__Text to read__.
[Begin]
Finally, Stan Shipley at Evercore ISI said that today’s improved PMI and consumer sentiment releases “suggest solid employment and consumer spending will pull the manufacturing sector higher rather than the manufacturing sector dragging the overall economy lower.”
Taken together, this is all very constructive not just for manufacturers but also exporters, container shipping companies and cargo airlines, not to mention the energy, materials and financial sectors.
The Boeing Co., for instance, announced a bump in orders for its still-grounded 737 MAX aircraft. Following this year’s Dubai Airshow, the world’s largest aerospace event, Boeing reported that Kazakhstan’s Air Astana had committed itself to as many as 30 MAX jets, while an undisclosed buyer ordered 20. This comes after SunExpress, a Turkish leisure carrier, purchased 10, bringing the total value of MAX sales to $7.5 billion.
Negative headlines may get the clicks, but savvy investors who can look past those headlines and follow the money often get the rewards.
Global Debt Expected to Hit a New Record Amount
Although the PMI report is encouraging, there’s still reason to remain somewhat cautious long-term. The latest accounting of global debt levels was just released, and the news might be so bad that it’s good—for gold prices, at least.
[End]
__Information supplied__.
[Begin]
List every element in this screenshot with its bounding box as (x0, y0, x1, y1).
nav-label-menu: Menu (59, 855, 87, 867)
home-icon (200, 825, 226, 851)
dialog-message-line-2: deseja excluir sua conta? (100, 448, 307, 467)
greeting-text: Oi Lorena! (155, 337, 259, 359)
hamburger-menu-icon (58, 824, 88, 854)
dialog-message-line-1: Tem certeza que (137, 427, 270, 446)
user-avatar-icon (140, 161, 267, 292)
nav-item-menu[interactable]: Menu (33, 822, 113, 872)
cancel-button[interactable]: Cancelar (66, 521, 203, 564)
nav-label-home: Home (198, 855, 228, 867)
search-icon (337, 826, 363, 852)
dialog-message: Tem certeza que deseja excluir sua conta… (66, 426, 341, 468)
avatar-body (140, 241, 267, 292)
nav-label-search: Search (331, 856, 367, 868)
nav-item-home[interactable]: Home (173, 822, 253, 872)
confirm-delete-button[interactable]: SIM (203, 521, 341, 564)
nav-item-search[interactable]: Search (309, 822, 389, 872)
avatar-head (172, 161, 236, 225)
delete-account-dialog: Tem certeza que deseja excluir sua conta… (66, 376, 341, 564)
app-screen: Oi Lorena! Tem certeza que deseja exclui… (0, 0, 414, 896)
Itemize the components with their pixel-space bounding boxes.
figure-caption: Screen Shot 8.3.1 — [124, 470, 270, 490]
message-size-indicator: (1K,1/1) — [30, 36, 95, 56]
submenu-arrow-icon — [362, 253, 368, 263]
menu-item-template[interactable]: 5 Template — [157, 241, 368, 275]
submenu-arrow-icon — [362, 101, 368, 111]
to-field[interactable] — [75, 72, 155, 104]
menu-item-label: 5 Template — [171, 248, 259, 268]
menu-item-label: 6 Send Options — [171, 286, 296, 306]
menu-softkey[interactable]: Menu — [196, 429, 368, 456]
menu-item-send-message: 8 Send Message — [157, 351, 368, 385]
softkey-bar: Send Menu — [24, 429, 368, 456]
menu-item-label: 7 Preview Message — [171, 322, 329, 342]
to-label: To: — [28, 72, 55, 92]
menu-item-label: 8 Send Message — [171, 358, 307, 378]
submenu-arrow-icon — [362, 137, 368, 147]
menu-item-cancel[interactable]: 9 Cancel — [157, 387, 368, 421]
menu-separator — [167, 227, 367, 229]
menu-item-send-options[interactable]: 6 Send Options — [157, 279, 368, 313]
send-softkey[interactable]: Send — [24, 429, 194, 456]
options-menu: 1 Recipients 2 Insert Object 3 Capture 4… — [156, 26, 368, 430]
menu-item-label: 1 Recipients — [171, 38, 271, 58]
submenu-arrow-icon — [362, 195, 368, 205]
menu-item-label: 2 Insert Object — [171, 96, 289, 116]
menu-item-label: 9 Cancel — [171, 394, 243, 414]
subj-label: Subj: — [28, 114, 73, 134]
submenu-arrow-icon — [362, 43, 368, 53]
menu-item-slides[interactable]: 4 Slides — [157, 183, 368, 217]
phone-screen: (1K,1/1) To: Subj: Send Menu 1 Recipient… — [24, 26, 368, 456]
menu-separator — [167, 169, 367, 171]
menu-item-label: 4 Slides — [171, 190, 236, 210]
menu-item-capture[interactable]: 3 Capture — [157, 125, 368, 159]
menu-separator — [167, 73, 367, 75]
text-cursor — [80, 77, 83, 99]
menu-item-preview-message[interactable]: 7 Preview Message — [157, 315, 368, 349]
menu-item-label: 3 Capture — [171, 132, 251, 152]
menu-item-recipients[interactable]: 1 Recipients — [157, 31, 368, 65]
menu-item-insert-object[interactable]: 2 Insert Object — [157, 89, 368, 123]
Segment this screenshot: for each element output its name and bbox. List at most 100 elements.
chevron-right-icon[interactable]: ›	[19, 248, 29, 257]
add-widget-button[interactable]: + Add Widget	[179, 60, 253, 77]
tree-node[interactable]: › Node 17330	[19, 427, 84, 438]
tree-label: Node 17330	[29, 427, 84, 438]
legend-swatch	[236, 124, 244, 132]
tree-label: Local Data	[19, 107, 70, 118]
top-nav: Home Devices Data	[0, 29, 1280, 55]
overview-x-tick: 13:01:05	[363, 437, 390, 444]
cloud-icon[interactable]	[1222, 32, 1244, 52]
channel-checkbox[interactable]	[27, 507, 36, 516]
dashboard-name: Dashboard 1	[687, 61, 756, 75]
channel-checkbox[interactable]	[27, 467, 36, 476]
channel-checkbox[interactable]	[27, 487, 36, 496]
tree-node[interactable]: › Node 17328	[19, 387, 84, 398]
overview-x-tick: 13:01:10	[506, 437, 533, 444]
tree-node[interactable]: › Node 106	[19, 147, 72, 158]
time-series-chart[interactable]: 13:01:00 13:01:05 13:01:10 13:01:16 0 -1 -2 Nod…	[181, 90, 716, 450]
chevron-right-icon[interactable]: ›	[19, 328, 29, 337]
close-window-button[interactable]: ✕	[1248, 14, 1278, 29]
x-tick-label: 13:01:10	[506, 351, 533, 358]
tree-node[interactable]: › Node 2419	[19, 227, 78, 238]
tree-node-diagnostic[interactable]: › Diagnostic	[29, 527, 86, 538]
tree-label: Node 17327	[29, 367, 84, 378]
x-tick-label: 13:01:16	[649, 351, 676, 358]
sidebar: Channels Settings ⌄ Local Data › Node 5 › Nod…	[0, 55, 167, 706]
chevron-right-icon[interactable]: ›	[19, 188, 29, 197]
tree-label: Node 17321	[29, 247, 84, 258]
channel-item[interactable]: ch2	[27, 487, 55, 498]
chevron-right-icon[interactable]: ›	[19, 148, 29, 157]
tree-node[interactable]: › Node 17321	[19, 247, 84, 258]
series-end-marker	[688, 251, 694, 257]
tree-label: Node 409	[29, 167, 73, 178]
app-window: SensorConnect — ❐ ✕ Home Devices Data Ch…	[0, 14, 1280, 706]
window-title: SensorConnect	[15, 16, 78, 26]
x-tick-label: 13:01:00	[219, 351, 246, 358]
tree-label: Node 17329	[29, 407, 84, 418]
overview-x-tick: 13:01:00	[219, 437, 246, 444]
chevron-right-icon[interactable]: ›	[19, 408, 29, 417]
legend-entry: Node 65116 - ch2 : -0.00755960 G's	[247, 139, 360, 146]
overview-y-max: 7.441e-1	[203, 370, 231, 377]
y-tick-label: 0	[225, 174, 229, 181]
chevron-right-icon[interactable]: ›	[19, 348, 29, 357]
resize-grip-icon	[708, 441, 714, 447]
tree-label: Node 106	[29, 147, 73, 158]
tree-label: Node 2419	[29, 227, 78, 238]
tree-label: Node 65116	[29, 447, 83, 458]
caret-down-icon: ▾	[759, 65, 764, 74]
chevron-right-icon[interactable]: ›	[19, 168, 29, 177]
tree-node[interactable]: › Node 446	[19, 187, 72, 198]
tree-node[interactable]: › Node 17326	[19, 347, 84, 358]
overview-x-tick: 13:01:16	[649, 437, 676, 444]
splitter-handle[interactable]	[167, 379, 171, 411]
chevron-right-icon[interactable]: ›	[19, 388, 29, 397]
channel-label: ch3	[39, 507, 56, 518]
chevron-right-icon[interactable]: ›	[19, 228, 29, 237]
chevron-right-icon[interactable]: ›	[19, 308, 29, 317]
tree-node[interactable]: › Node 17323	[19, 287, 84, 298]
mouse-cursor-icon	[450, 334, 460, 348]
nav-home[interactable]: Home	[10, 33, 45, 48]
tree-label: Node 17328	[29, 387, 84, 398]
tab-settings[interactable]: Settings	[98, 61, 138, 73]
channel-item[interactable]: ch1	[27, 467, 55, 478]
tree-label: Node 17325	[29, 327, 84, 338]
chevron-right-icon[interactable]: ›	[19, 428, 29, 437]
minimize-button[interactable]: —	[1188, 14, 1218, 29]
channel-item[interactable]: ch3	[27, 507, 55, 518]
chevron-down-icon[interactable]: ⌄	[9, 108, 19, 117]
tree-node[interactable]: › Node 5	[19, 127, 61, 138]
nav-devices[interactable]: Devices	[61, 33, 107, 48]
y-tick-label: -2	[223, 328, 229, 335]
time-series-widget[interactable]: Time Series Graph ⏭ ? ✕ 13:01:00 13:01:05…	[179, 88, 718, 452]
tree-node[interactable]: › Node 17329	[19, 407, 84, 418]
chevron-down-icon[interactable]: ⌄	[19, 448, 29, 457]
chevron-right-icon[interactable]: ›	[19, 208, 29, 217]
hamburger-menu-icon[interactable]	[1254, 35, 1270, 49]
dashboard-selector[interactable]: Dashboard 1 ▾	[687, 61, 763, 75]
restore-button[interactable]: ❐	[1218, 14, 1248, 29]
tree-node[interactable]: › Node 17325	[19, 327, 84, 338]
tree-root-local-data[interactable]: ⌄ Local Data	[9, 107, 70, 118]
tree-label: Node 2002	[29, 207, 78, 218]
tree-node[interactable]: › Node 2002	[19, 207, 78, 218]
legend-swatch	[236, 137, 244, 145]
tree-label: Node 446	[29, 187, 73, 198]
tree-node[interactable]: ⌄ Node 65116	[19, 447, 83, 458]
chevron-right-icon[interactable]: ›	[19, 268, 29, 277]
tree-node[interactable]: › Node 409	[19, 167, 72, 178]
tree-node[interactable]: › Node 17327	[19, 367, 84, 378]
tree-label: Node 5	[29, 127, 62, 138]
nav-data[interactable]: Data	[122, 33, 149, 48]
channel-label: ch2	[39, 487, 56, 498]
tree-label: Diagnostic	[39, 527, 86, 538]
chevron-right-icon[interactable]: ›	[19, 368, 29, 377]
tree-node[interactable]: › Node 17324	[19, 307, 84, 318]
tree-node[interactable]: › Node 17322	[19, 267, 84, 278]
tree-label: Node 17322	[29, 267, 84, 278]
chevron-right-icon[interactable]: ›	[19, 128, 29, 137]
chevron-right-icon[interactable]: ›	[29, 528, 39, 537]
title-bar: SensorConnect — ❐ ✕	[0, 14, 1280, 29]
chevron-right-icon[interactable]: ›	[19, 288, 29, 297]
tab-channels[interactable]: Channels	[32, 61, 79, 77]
[End]
__Objectives__.
1 > Do the following statements agree with the commentary on manufacturing data and Boeing orders? For each, answer yes or no and quote the words from the commentary that decide it.
(a) Air Astana committed to as many as 30 MAX jets.
(b) SunExpress is a Turkish cargo airline.
(c) The total value of MAX sales came to $5.7 billion.
2 > Write the next part of the commentary on manufacturing data and Boeing orders, beginning right after its last sentence.

__Answers for the tasks__.
1 >
(a) Yes: "Kazakhstan’s Air Astana had committed itself to as many as 30 MAX jets"
(b) No: "SunExpress, a Turkish leisure carrier"
(c) No: "bringing the total value of MAX sales to $7.5 billion"

2 >
After climbing above $250 trillion in the first half of 2019, the amount of debt that’s owed by governments, the financial sector and non-financial sector is now forecast to touch a record $255 trillion by year’s end, according to the Washington, D.C.-based Institute of International Finance (IIF).
Says IIF economists, this mind-boggling sum is the equivalent of 320 percent of total global economic activity—the highest level ever.
To put it another way, for every $1 that’s produced today, an additional $3.20 in debt is created and thrown atop the heap. I shouldn’t need to say it, but I will anyway: This is unsustainable.
As economist Martin Murenbeeld writes in his most recent Gold Monitor newsletter, “rising global debt levels is one of our most important medium/long-term factors in the gold outlook.”
That’s because debt “inhibits growth,” Murenbeeld says, “and high debt levels will, when central banks are committed to targeting maximum employment and stable inflation, limit central banks’ policy options to ‘loose’ or ‘very loose.’”
“All this will be very positive for gold, of course!” he adds.
$7 Trillion in Unfunded U.S. Pension Liabilities
Here in the U.S., national debt hit an unimaginable $23 trillion on October 31—Halloween Day, of all days. That’s roughly 107 percent of U.S. gross domestic product (GDP), or nearly double its share of the economy from 2000.
This data comes from U.S. National Debt Clock, which I highly recommend you visit if you haven’t already done so. It’s an invaluable tool.
What I find particularly eye-opening is the amount of unfunded public pension liabilities. They’re currently closing in on $7 trillion—the equivalent of $20,700 per U.S. citizen. An unfunded pension is any retirement plan for which sufficient assets have not been set aside, and as Murenbeeld points out, such obligations inhibit economic growth. The greater they become, the more tax revenues must go not toward infrastructure, education and other public benefits but to fixed costs.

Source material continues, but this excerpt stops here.